123217898 is not a rotated palindrome. –  DarthVader Sep 5 '12 at 16:54

3 Answers 3

According to this wikipedia article it is possible for each string S of length n in time O(n) compute an array A of the same size, such that:

A[i]==1 iff the prefix of S of length i is a palindrome.

http://en.wikipedia.org/wiki/Longest_palindromic_substring

The algorithm should be possible to find in:

Manacher, Glenn (1975), "A new linear-time "on-line" algorithm for finding the smallest initial palindrome of a string"

In other words we can check which prefixes of the string are palindromes in linear time. We will use this result to solve the proposed problem.

Each (non-rotating) palindrome S has the following form S = psxs^Rp^R.

Where "x" is the center of the palindrome (either empty string or one letter string), "p" and "s" are (possibly empty) strings and "s^R" means "s" string reversed.

Each rotating palindrome created from this string has one of the two following forms (for some p):

  1. sxs^Rp^Rp
  2. p^Rpsxs^R

This is true, because you can choose if to cut some substring before or after the middle of the palindrome and then paste it on the other end.

As one can see the substrings "p^Rp" and "sxs^R" are both palindromes, one of then of even length and the other on odd length iff S is of odd length.

We can use the algorithm mentioned in the wikipedia link to create two arrays A and B. The array A is created by checking which prefixes are palindromes and B for suffixes. Then we search for a value i such that A[i]==B[i]==1 such that either prefix or suffix has even length. We will find such index iff the proposed string is a rotated palindrome and the even part is the "p^Rp" substring, so we can easily recover the original palindrome by moving half of this string to the other end of the string.

[Region boundary data]
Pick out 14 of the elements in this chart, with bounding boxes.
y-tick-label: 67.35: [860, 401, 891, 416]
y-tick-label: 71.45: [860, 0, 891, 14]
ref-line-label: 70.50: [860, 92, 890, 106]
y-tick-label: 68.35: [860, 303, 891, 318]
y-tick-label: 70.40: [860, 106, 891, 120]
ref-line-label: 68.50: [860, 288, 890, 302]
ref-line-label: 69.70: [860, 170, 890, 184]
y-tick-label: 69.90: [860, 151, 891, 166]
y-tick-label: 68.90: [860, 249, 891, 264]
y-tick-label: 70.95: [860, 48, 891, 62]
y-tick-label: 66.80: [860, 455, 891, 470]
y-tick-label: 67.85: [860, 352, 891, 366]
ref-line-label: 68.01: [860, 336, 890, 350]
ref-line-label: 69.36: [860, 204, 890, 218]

## The tasks
1. According to the text on rotated palindromes, in what time can the array A be computed for a string S of length n?
2. Rewrite everything in the listing from its first line down to the line containing "y-tick-label: 67.85: [860, 352, 891, 366]" as a JSON list of strings, with one string per line and blank lines left out.

## List of solutions
1. In O(n) time.

2.
[
  "Pick out 14 of the elements in this chart, with bounding boxes.",
  "y-tick-label: 67.35: [860, 401, 891, 416]",
  "y-tick-label: 71.45: [860, 0, 891, 14]",
  "ref-line-label: 70.50: [860, 92, 890, 106]",
  "y-tick-label: 68.35: [860, 303, 891, 318]",
  "y-tick-label: 70.40: [860, 106, 891, 120]",
  "ref-line-label: 68.50: [860, 288, 890, 302]",
  "ref-line-label: 69.70: [860, 170, 890, 184]",
  "y-tick-label: 69.90: [860, 151, 891, 166]",
  "y-tick-label: 68.90: [860, 249, 891, 264]",
  "y-tick-label: 70.95: [860, 48, 891, 62]",
  "y-tick-label: 66.80: [860, 455, 891, 470]",
  "y-tick-label: 67.85: [860, 352, 891, 366]"
]